### Aim
Take every line that has the string "Genérica" and copy it out.

Records from a collection
# # # # # # #
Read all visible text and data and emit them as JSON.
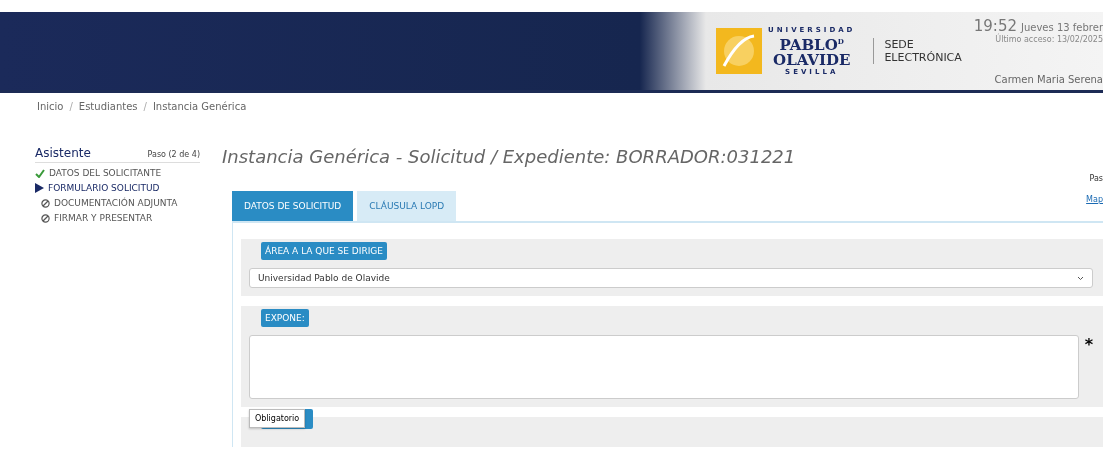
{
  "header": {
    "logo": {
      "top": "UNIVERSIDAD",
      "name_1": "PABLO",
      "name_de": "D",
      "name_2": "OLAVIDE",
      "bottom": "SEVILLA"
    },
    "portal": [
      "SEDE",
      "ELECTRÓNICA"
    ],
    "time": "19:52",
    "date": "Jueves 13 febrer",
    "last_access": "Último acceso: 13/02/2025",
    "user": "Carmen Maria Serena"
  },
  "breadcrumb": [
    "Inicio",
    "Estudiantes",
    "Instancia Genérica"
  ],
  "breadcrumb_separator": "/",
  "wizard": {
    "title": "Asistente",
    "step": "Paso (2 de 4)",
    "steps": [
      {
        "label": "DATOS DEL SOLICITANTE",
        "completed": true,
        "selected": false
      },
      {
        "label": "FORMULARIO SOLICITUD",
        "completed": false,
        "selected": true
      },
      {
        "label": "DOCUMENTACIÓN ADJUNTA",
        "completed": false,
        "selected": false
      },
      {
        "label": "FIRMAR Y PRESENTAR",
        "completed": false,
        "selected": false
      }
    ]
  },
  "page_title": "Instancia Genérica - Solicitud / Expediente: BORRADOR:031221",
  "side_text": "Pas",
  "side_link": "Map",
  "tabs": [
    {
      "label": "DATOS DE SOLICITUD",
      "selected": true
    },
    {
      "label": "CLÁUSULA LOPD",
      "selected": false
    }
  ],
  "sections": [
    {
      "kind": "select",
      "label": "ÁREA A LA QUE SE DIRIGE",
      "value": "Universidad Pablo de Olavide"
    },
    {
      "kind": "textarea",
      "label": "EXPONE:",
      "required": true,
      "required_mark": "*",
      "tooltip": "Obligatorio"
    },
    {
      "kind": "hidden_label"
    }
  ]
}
# # # # # # #
### Problem solution
    "Instancia Genérica"
  "page_title": "Instancia Genérica - Solicitud / Expediente: BORRADOR:031221",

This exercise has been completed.